* Data:
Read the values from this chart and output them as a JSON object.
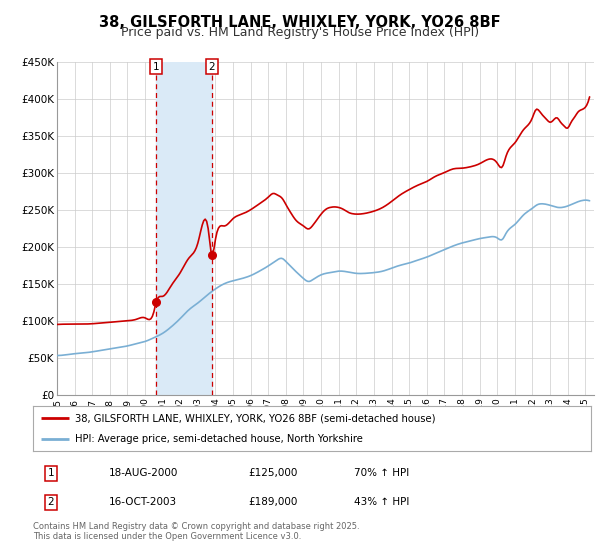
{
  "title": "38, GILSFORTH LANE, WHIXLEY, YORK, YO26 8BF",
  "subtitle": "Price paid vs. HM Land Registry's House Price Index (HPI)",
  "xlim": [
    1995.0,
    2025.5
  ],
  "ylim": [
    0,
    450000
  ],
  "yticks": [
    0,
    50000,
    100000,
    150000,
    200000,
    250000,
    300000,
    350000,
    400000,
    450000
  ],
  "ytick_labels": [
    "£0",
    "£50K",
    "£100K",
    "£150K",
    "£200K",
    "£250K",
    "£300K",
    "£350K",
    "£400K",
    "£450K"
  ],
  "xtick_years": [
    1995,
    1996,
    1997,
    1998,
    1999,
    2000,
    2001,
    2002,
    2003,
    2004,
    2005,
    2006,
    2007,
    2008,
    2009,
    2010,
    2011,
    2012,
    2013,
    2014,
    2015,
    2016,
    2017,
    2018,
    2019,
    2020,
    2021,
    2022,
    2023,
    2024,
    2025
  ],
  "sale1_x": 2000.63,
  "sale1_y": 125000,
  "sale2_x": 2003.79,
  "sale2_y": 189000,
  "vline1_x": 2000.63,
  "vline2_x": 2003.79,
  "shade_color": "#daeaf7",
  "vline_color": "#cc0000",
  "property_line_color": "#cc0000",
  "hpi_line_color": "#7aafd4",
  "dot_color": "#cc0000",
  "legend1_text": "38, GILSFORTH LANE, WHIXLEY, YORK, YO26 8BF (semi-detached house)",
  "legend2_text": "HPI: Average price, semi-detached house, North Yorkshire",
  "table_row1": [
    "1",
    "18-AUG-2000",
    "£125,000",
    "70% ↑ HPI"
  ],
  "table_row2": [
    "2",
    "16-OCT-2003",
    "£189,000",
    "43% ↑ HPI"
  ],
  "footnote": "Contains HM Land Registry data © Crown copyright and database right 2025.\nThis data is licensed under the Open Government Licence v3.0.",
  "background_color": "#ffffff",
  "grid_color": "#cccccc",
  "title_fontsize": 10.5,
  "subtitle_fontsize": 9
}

==

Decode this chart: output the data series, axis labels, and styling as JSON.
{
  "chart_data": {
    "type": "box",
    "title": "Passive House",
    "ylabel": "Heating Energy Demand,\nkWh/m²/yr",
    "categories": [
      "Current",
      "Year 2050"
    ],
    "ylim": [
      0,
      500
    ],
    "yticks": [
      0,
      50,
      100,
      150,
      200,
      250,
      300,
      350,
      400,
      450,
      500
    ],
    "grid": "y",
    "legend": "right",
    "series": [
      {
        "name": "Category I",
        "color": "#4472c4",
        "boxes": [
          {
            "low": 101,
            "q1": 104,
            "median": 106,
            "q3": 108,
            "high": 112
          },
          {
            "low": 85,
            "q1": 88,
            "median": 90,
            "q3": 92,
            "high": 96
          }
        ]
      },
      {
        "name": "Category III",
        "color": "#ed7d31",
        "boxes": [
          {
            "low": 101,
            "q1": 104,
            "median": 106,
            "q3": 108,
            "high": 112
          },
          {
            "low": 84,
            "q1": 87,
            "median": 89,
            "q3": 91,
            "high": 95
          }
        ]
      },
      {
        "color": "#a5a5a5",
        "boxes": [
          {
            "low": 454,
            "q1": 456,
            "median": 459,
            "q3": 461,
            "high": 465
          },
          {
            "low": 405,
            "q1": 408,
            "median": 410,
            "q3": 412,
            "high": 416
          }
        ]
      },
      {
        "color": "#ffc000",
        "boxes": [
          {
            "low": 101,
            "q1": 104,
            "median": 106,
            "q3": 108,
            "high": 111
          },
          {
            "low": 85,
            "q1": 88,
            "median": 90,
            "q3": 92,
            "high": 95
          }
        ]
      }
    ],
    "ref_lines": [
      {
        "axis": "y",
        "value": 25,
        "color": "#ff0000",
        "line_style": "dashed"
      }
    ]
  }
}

* Written problem:
Go through the records above and copy every line with the word "semi".

* Final result:
  "legend1_text": "38, GILSFORTH LANE, WHIXLEY, YORK, YO26 8BF (semi-detached house)",
  "legend2_text": "HPI: Average price, semi-detached house, North Yorkshire",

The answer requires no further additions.